Task statement: Write out every line of the material as it stands, apart from the pictures.

======== Records provided ========

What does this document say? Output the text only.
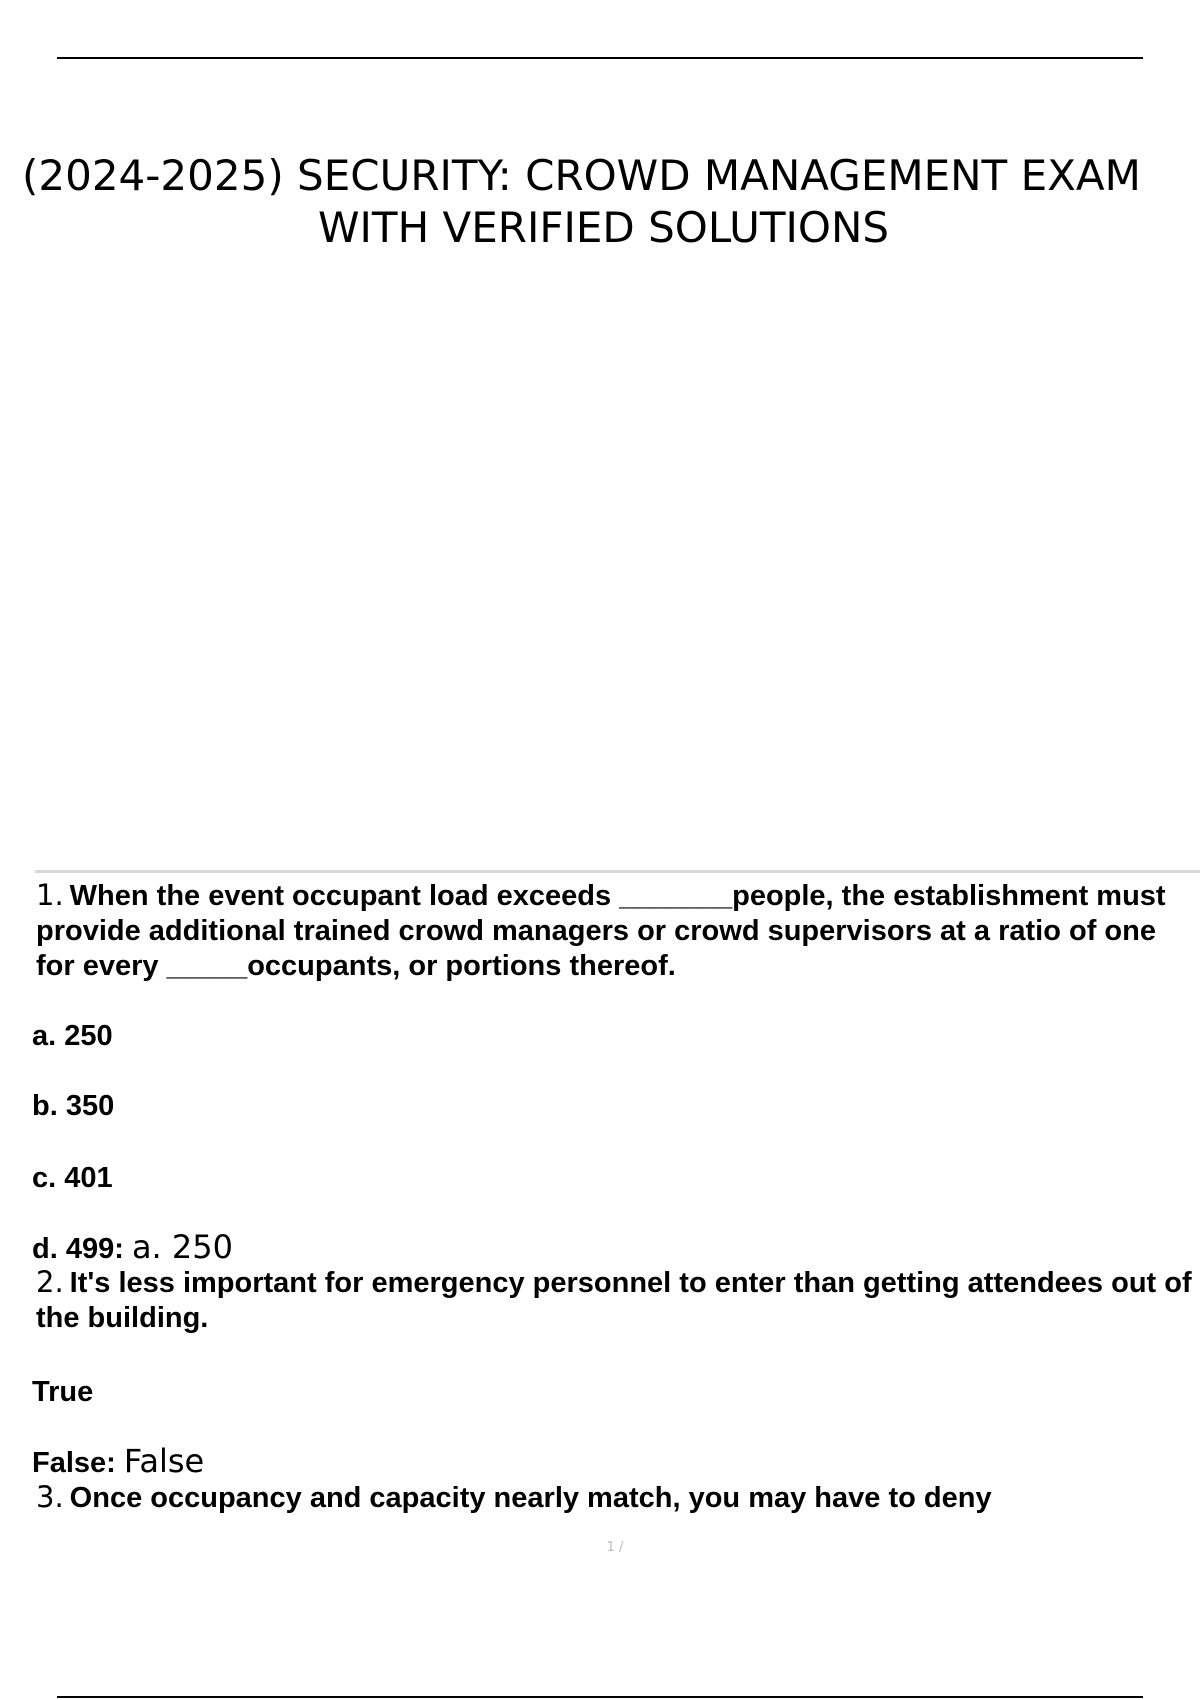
(2024-2025) SECURITY: CROWD MANAGEMENT EXAM
WITH VERIFIED SOLUTIONS
1. When the event occupant load exceeds _______people, the establishment must provide additional trained crowd managers or crowd supervisors at a ratio of one for every _____occupants, or portions thereof.
a. 250
b. 350
c. 401
d. 499: a. 250
2. It's less important for emergency personnel to enter than getting attendees out of the building.
True
False: False
3. Once occupancy and capacity nearly match, you may have to deny
1 /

========

Solution for this exercise:
What does this document say? Output the text only.
(2024-2025) SECURITY: CROWD MANAGEMENT EXAM
WITH VERIFIED SOLUTIONS
1. When the event occupant load exceeds _______people, the establishment must provide additional trained crowd managers or crowd supervisors at a ratio of one for every _____occupants, or portions thereof.
a. 250
b. 350
c. 401
d. 499: a. 250
2. It's less important for emergency personnel to enter than getting attendees out of the building.
True
False: False
3. Once occupancy and capacity nearly match, you may have to deny
1 /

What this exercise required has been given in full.